:: Goal ::
Pull every line with the word "relative" out of the entries below.

-- Start Listed records --

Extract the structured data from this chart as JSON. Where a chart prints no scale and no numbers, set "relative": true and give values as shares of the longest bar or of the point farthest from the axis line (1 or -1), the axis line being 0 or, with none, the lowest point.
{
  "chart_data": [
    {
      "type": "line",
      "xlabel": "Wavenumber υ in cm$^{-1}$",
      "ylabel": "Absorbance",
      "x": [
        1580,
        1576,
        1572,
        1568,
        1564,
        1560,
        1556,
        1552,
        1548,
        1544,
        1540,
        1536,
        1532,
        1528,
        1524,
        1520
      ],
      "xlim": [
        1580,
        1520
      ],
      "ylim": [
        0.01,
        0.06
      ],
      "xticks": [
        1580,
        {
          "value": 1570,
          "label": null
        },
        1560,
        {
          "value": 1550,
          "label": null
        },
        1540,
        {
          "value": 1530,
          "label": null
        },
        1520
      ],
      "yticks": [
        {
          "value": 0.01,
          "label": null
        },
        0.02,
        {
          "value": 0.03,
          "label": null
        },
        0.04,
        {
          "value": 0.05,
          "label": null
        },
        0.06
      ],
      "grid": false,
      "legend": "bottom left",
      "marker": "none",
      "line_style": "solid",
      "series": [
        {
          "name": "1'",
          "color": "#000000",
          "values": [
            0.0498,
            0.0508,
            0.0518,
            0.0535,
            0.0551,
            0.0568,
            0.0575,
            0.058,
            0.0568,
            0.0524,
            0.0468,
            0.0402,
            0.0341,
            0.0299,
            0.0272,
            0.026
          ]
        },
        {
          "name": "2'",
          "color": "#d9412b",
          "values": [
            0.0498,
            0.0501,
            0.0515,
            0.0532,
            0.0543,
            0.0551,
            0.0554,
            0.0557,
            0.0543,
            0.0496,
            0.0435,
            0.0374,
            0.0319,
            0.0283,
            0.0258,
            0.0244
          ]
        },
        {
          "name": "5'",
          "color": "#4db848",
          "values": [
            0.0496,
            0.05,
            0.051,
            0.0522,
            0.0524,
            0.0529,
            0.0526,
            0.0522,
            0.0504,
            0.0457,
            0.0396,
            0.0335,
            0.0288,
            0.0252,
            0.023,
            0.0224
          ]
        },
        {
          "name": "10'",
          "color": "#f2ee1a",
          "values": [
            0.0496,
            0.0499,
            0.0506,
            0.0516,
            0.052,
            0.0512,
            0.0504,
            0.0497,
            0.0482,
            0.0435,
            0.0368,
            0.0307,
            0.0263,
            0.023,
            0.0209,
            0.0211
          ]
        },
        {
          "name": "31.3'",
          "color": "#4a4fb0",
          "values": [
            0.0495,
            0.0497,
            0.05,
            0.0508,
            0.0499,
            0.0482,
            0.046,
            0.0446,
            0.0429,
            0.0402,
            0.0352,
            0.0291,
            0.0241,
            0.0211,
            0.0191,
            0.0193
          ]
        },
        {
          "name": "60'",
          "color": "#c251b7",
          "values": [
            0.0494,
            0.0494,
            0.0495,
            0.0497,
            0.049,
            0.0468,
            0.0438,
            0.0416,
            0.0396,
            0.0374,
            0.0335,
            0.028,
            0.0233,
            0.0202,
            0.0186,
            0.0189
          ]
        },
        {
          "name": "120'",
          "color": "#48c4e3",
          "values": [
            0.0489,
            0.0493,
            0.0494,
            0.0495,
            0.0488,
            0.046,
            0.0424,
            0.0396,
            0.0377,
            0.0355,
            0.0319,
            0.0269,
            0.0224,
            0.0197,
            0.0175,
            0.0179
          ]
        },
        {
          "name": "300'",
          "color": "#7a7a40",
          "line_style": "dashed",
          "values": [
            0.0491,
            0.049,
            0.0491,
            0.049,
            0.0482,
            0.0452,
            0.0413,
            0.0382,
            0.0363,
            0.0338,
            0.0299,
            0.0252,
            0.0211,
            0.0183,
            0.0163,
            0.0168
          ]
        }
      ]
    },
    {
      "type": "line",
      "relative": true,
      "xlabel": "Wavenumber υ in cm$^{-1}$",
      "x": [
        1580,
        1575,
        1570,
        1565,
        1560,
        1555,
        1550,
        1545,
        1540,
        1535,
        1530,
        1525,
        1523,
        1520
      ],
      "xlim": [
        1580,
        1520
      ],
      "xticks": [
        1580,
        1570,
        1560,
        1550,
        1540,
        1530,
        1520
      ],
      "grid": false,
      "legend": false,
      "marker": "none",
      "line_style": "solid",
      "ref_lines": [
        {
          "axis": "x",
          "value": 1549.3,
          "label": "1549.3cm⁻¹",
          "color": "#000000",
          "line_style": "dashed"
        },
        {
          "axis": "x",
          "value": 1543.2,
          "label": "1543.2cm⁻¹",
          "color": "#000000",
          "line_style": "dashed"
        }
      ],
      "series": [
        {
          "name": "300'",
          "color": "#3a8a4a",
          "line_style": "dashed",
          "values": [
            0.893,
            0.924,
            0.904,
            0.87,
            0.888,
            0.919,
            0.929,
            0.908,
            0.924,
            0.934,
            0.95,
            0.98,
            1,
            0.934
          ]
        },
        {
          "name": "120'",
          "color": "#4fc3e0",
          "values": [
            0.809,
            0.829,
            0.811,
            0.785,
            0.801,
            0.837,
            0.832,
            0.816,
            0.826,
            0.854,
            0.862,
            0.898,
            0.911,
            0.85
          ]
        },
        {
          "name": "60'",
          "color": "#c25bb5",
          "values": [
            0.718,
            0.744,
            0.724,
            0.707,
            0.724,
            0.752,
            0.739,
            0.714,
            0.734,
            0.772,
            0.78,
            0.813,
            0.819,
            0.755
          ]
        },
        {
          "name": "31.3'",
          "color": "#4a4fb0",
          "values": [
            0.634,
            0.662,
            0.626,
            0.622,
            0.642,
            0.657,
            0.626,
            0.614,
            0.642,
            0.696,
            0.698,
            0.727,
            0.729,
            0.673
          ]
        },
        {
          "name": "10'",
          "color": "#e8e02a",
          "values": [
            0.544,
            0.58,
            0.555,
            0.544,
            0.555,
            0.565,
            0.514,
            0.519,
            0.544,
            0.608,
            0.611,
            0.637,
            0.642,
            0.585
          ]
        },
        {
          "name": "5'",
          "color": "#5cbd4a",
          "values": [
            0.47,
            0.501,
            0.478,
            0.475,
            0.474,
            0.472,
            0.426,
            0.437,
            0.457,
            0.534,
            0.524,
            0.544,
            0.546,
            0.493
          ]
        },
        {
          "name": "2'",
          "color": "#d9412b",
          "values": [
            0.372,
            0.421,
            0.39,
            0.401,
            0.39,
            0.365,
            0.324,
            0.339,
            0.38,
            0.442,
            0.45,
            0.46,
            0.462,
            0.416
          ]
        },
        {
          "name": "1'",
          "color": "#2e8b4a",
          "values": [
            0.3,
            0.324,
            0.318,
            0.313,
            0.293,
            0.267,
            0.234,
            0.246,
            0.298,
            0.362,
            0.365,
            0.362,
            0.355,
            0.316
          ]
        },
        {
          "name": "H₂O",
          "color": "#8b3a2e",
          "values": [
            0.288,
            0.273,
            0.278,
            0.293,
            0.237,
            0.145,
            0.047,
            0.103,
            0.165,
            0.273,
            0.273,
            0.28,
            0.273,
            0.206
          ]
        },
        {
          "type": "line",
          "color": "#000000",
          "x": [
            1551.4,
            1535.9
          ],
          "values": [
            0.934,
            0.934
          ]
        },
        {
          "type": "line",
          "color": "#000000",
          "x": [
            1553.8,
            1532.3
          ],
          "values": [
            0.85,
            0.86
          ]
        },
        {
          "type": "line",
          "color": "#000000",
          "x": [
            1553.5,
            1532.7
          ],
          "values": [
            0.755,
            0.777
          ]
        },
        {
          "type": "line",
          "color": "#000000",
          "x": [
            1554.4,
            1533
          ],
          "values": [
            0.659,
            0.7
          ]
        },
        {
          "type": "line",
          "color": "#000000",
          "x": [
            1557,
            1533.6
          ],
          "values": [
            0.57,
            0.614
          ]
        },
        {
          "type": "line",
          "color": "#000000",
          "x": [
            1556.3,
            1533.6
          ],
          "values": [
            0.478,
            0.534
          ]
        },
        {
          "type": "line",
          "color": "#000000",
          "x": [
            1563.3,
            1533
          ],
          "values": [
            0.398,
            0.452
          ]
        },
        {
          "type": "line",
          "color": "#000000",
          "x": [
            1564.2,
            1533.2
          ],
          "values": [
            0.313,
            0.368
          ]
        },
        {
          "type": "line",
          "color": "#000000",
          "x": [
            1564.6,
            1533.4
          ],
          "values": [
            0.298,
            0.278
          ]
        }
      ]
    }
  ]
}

-- End Listed records --

:: Complete output ::
Extract the structured data from this chart as JSON. Where a chart prints no scale and no numbers, set "relative": true and give values as shares of the longest bar or of the point farthest from the axis line (1 or -1), the axis line being 0 or, with none, the lowest point.
      "relative": true,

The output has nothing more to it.